--- SUPPLIED DATA ---
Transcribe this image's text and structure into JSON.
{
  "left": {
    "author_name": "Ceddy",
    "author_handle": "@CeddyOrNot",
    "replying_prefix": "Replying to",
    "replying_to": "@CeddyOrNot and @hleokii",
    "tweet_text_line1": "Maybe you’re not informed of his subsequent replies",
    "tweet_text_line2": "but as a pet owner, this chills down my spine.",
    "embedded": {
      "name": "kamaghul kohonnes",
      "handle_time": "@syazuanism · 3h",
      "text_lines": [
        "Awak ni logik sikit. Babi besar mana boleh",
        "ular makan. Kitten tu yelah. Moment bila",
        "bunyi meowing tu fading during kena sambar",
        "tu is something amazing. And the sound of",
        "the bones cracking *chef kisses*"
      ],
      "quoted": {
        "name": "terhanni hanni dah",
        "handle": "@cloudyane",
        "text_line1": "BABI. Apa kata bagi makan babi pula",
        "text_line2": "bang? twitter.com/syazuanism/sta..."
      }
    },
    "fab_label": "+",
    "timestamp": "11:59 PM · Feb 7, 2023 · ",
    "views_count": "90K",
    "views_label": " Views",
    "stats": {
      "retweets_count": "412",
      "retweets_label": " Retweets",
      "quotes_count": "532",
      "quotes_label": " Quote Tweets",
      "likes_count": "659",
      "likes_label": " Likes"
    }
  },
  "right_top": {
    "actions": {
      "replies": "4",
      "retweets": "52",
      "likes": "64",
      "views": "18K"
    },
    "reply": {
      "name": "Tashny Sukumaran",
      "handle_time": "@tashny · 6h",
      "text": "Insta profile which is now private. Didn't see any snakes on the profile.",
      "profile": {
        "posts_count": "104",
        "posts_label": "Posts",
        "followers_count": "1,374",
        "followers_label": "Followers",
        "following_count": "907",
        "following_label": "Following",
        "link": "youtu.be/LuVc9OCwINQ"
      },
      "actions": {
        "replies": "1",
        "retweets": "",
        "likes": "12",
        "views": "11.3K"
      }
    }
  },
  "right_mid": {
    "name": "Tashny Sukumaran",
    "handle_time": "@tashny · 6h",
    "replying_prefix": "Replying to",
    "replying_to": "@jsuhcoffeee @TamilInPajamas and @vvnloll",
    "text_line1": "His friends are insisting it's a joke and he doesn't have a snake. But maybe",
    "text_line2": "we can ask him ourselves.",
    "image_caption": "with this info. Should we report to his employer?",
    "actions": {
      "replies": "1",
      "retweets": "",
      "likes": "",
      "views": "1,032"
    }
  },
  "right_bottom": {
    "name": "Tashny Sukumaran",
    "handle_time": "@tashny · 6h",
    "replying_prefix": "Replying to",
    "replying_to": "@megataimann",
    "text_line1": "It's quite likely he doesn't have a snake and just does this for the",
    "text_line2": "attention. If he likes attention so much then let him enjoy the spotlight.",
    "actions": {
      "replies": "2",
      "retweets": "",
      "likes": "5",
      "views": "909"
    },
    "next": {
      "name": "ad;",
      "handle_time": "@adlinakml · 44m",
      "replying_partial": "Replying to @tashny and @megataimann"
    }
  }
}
---
EXERCISE DETAILS: In the entries above, identify each line that includes the string "this", then copy it.

WRITTEN REPLY:
Transcribe this image's text and structure into JSON.
    "tweet_text_line2": "but as a pet owner, this chills down my spine.",
    "image_caption": "with this info. Should we report to his employer?",
    "text_line1": "It's quite likely he doesn't have a snake and just does this for the",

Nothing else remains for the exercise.